**Stated problem**. An exact copy of all the data is required, with pictures left out.

Chart and figure data
++++++++++
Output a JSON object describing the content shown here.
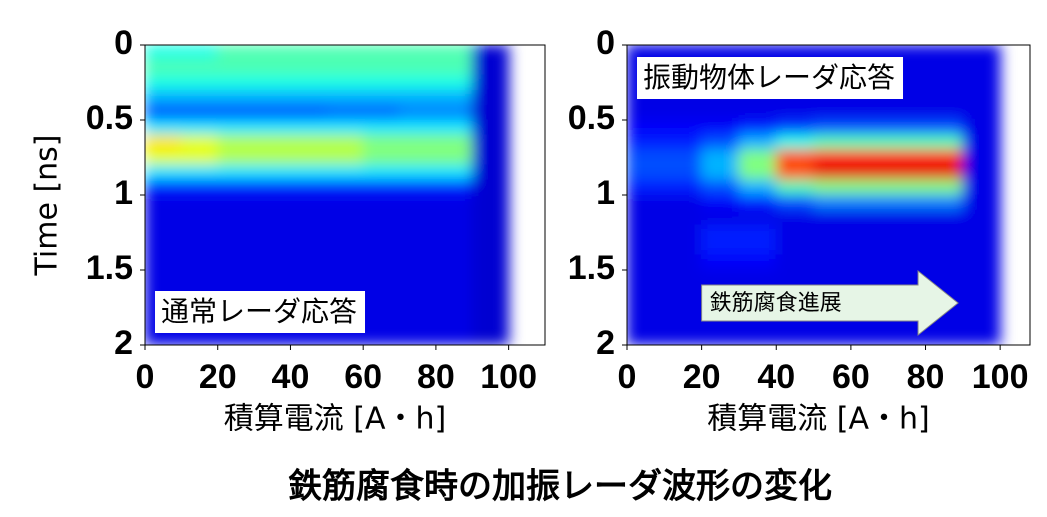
{
  "title": "鉄筋腐食時の加振レーダ波形の変化",
  "chart_data": [
    {
      "type": "heatmap",
      "colormap": "jet",
      "zlim": [
        0,
        10
      ],
      "xlabel": "積算電流 [A・h]",
      "ylabel": "Time [ns]",
      "annotation": "通常レーダ応答",
      "xlim": [
        0,
        110
      ],
      "xticks": [
        0,
        20,
        40,
        60,
        80,
        100
      ],
      "ylim": [
        0,
        2
      ],
      "yticks": [
        0,
        0.5,
        1,
        1.5,
        2
      ],
      "y_reversed": true,
      "x": [
        0,
        10,
        20,
        30,
        40,
        50,
        60,
        70,
        80,
        90
      ],
      "y": [
        0,
        0.1,
        0.2,
        0.3,
        0.4,
        0.5,
        0.6,
        0.7,
        0.8,
        0.9,
        1.0,
        1.1,
        1.2,
        1.3,
        1.4,
        1.5,
        1.6,
        1.7,
        1.8,
        1.9
      ],
      "z": [
        [
          4,
          4,
          4.5,
          4.5,
          4.5,
          4.5,
          4.5,
          4.5,
          4.5,
          0.8
        ],
        [
          4.5,
          4.5,
          4.5,
          4.5,
          4.5,
          4.5,
          4.5,
          4.5,
          4.5,
          0.8
        ],
        [
          4,
          4,
          4,
          4,
          4,
          4,
          4,
          4,
          4,
          0.8
        ],
        [
          3,
          3,
          3,
          3,
          3,
          3,
          3,
          3,
          3,
          0.8
        ],
        [
          2,
          2,
          2,
          2,
          2,
          2.2,
          2.2,
          2.5,
          2.5,
          0.8
        ],
        [
          3.5,
          3.5,
          3.5,
          3.5,
          3.5,
          3.5,
          3.5,
          3.5,
          3.5,
          0.8
        ],
        [
          6.5,
          6,
          5.5,
          5.5,
          5.5,
          5.5,
          5,
          5,
          5,
          0.8
        ],
        [
          6,
          6,
          5.5,
          5.5,
          5.5,
          5.5,
          5,
          5,
          5,
          0.8
        ],
        [
          3.5,
          3.5,
          3.5,
          3.5,
          3.5,
          3.5,
          3.5,
          3.5,
          3.5,
          0.8
        ],
        [
          1.5,
          1.5,
          1.5,
          1.5,
          1.5,
          1.5,
          1.5,
          1.5,
          1.5,
          0.8
        ],
        [
          1,
          1,
          1,
          1,
          1,
          1,
          1,
          1,
          1,
          0.8
        ],
        [
          1,
          1,
          1,
          1,
          1,
          1,
          1,
          1,
          1,
          0.8
        ],
        [
          1,
          1,
          1,
          1,
          1,
          1,
          1,
          1,
          1,
          0.8
        ],
        [
          1,
          1,
          1,
          1,
          1,
          1,
          1,
          1,
          1,
          0.8
        ],
        [
          1,
          1,
          1,
          1,
          1,
          1,
          1,
          1,
          1,
          0.8
        ],
        [
          1,
          1,
          1,
          1,
          1,
          1,
          1,
          1,
          1,
          0.8
        ],
        [
          1,
          1,
          1,
          1,
          1,
          1,
          1,
          1,
          1,
          0.8
        ],
        [
          1,
          1,
          1,
          1,
          1,
          1,
          1,
          1,
          1,
          0.8
        ],
        [
          1,
          1,
          1,
          1,
          1,
          1,
          1,
          1,
          1,
          0.8
        ],
        [
          1,
          1,
          1,
          1,
          1,
          1,
          1,
          1,
          1,
          0.8
        ]
      ]
    },
    {
      "type": "heatmap",
      "colormap": "jet",
      "zlim": [
        0,
        10
      ],
      "xlabel": "積算電流 [A・h]",
      "annotation": "振動物体レーダ応答",
      "arrow_label": "鉄筋腐食進展",
      "xlim": [
        0,
        108
      ],
      "xticks": [
        0,
        20,
        40,
        60,
        80,
        100
      ],
      "ylim": [
        0,
        2
      ],
      "yticks": [
        0,
        0.5,
        1,
        1.5,
        2
      ],
      "y_reversed": true,
      "x": [
        0,
        10,
        20,
        30,
        40,
        50,
        60,
        70,
        80,
        90
      ],
      "y": [
        0,
        0.1,
        0.2,
        0.3,
        0.4,
        0.5,
        0.6,
        0.7,
        0.8,
        0.9,
        1.0,
        1.1,
        1.2,
        1.3,
        1.4,
        1.5,
        1.6,
        1.7,
        1.8,
        1.9
      ],
      "z": [
        [
          1,
          1,
          1,
          1,
          1,
          1,
          1,
          1,
          1,
          1
        ],
        [
          1,
          1,
          1,
          1,
          1,
          1,
          1,
          1,
          1,
          1
        ],
        [
          1,
          1,
          1,
          1,
          1,
          1,
          1,
          1,
          1,
          1
        ],
        [
          1,
          1,
          1,
          1,
          1,
          1,
          1,
          1,
          1,
          1
        ],
        [
          1,
          1,
          1,
          1,
          1,
          1,
          1,
          1,
          1,
          1
        ],
        [
          1.2,
          1.2,
          1.2,
          1.5,
          1.8,
          2,
          2,
          2,
          2,
          1
        ],
        [
          1.5,
          1.5,
          2,
          3,
          4,
          4.5,
          4.5,
          4.5,
          4.5,
          1
        ],
        [
          2,
          2,
          3,
          5,
          8,
          8.5,
          8.5,
          8.5,
          8.5,
          1
        ],
        [
          2,
          2,
          3,
          5,
          8,
          9,
          9,
          9,
          9,
          1
        ],
        [
          1.5,
          1.5,
          2,
          3,
          4.5,
          5,
          5,
          5,
          5,
          1
        ],
        [
          1,
          1,
          1.2,
          1.5,
          2,
          2.5,
          2.5,
          2.5,
          2.5,
          1
        ],
        [
          1,
          1,
          1,
          1,
          1,
          1,
          1,
          1,
          1,
          1
        ],
        [
          1,
          1,
          1.5,
          1.5,
          1,
          1,
          1,
          1,
          1,
          1
        ],
        [
          1,
          1,
          1.5,
          1.5,
          1,
          1,
          1,
          1,
          1,
          1
        ],
        [
          1,
          1,
          1.2,
          1.2,
          1,
          1,
          1,
          1,
          1,
          1
        ],
        [
          1,
          1,
          1,
          1,
          1,
          1,
          1,
          1,
          1,
          1
        ],
        [
          1,
          1,
          1,
          1,
          1,
          1,
          1,
          1,
          1,
          1
        ],
        [
          1,
          1,
          1,
          1,
          1,
          1,
          1,
          1,
          1,
          1
        ],
        [
          1,
          1,
          1,
          1,
          1,
          1,
          1,
          1,
          1,
          1
        ],
        [
          1,
          1,
          1,
          1,
          1,
          1,
          1,
          1,
          1,
          1
        ]
      ]
    }
  ]
}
++++++++++
**The output**.
Output a JSON object describing the content shown here.
{
  "title": "鉄筋腐食時の加振レーダ波形の変化",
  "chart_data": [
    {
      "type": "heatmap",
      "colormap": "jet",
      "zlim": [
        0,
        10
      ],
      "xlabel": "積算電流 [A・h]",
      "ylabel": "Time [ns]",
      "annotation": "通常レーダ応答",
      "xlim": [
        0,
        110
      ],
      "xticks": [
        0,
        20,
        40,
        60,
        80,
        100
      ],
      "ylim": [
        0,
        2
      ],
      "yticks": [
        0,
        0.5,
        1,
        1.5,
        2
      ],
      "y_reversed": true,
      "x": [
        0,
        10,
        20,
        30,
        40,
        50,
        60,
        70,
        80,
        90
      ],
      "y": [
        0,
        0.1,
        0.2,
        0.3,
        0.4,
        0.5,
        0.6,
        0.7,
        0.8,
        0.9,
        1.0,
        1.1,
        1.2,
        1.3,
        1.4,
        1.5,
        1.6,
        1.7,
        1.8,
        1.9
      ],
      "z": [
        [
          4,
          4,
          4.5,
          4.5,
          4.5,
          4.5,
          4.5,
          4.5,
          4.5,
          0.8
        ],
        [
          4.5,
          4.5,
          4.5,
          4.5,
          4.5,
          4.5,
          4.5,
          4.5,
          4.5,
          0.8
        ],
        [
          4,
          4,
          4,
          4,
          4,
          4,
          4,
          4,
          4,
          0.8
        ],
        [
          3,
          3,
          3,
          3,
          3,
          3,
          3,
          3,
          3,
          0.8
        ],
        [
          2,
          2,
          2,
          2,
          2,
          2.2,
          2.2,
          2.5,
          2.5,
          0.8
        ],
        [
          3.5,
          3.5,
          3.5,
          3.5,
          3.5,
          3.5,
          3.5,
          3.5,
          3.5,
          0.8
        ],
        [
          6.5,
          6,
          5.5,
          5.5,
          5.5,
          5.5,
          5,
          5,
          5,
          0.8
        ],
        [
          6,
          6,
          5.5,
          5.5,
          5.5,
          5.5,
          5,
          5,
          5,
          0.8
        ],
        [
          3.5,
          3.5,
          3.5,
          3.5,
          3.5,
          3.5,
          3.5,
          3.5,
          3.5,
          0.8
        ],
        [
          1.5,
          1.5,
          1.5,
          1.5,
          1.5,
          1.5,
          1.5,
          1.5,
          1.5,
          0.8
        ],
        [
          1,
          1,
          1,
          1,
          1,
          1,
          1,
          1,
          1,
          0.8
        ],
        [
          1,
          1,
          1,
          1,
          1,
          1,
          1,
          1,
          1,
          0.8
        ],
        [
          1,
          1,
          1,
          1,
          1,
          1,
          1,
          1,
          1,
          0.8
        ],
        [
          1,
          1,
          1,
          1,
          1,
          1,
          1,
          1,
          1,
          0.8
        ],
        [
          1,
          1,
          1,
          1,
          1,
          1,
          1,
          1,
          1,
          0.8
        ],
        [
          1,
          1,
          1,
          1,
          1,
          1,
          1,
          1,
          1,
          0.8
        ],
        [
          1,
          1,
          1,
          1,
          1,
          1,
          1,
          1,
          1,
          0.8
        ],
        [
          1,
          1,
          1,
          1,
          1,
          1,
          1,
          1,
          1,
          0.8
        ],
        [
          1,
          1,
          1,
          1,
          1,
          1,
          1,
          1,
          1,
          0.8
        ],
        [
          1,
          1,
          1,
          1,
          1,
          1,
          1,
          1,
          1,
          0.8
        ]
      ]
    },
    {
      "type": "heatmap",
      "colormap": "jet",
      "zlim": [
        0,
        10
      ],
      "xlabel": "積算電流 [A・h]",
      "annotation": "振動物体レーダ応答",
      "arrow_label": "鉄筋腐食進展",
      "xlim": [
        0,
        108
      ],
      "xticks": [
        0,
        20,
        40,
        60,
        80,
        100
      ],
      "ylim": [
        0,
        2
      ],
      "yticks": [
        0,
        0.5,
        1,
        1.5,
        2
      ],
      "y_reversed": true,
      "x": [
        0,
        10,
        20,
        30,
        40,
        50,
        60,
        70,
        80,
        90
      ],
      "y": [
        0,
        0.1,
        0.2,
        0.3,
        0.4,
        0.5,
        0.6,
        0.7,
        0.8,
        0.9,
        1.0,
        1.1,
        1.2,
        1.3,
        1.4,
        1.5,
        1.6,
        1.7,
        1.8,
        1.9
      ],
      "z": [
        [
          1,
          1,
          1,
          1,
          1,
          1,
          1,
          1,
          1,
          1
        ],
        [
          1,
          1,
          1,
          1,
          1,
          1,
          1,
          1,
          1,
          1
        ],
        [
          1,
          1,
          1,
          1,
          1,
          1,
          1,
          1,
          1,
          1
        ],
        [
          1,
          1,
          1,
          1,
          1,
          1,
          1,
          1,
          1,
          1
        ],
        [
          1,
          1,
          1,
          1,
          1,
          1,
          1,
          1,
          1,
          1
        ],
        [
          1.2,
          1.2,
          1.2,
          1.5,
          1.8,
          2,
          2,
          2,
          2,
          1
        ],
        [
          1.5,
          1.5,
          2,
          3,
          4,
          4.5,
          4.5,
          4.5,
          4.5,
          1
        ],
        [
          2,
          2,
          3,
          5,
          8,
          8.5,
          8.5,
          8.5,
          8.5,
          1
        ],
        [
          2,
          2,
          3,
          5,
          8,
          9,
          9,
          9,
          9,
          1
        ],
        [
          1.5,
          1.5,
          2,
          3,
          4.5,
          5,
          5,
          5,
          5,
          1
        ],
        [
          1,
          1,
          1.2,
          1.5,
          2,
          2.5,
          2.5,
          2.5,
          2.5,
          1
        ],
        [
          1,
          1,
          1,
          1,
          1,
          1,
          1,
          1,
          1,
          1
        ],
        [
          1,
          1,
          1.5,
          1.5,
          1,
          1,
          1,
          1,
          1,
          1
        ],
        [
          1,
          1,
          1.5,
          1.5,
          1,
          1,
          1,
          1,
          1,
          1
        ],
        [
          1,
          1,
          1.2,
          1.2,
          1,
          1,
          1,
          1,
          1,
          1
        ],
        [
          1,
          1,
          1,
          1,
          1,
          1,
          1,
          1,
          1,
          1
        ],
        [
          1,
          1,
          1,
          1,
          1,
          1,
          1,
          1,
          1,
          1
        ],
        [
          1,
          1,
          1,
          1,
          1,
          1,
          1,
          1,
          1,
          1
        ],
        [
          1,
          1,
          1,
          1,
          1,
          1,
          1,
          1,
          1,
          1
        ],
        [
          1,
          1,
          1,
          1,
          1,
          1,
          1,
          1,
          1,
          1
        ]
      ]
    }
  ]
}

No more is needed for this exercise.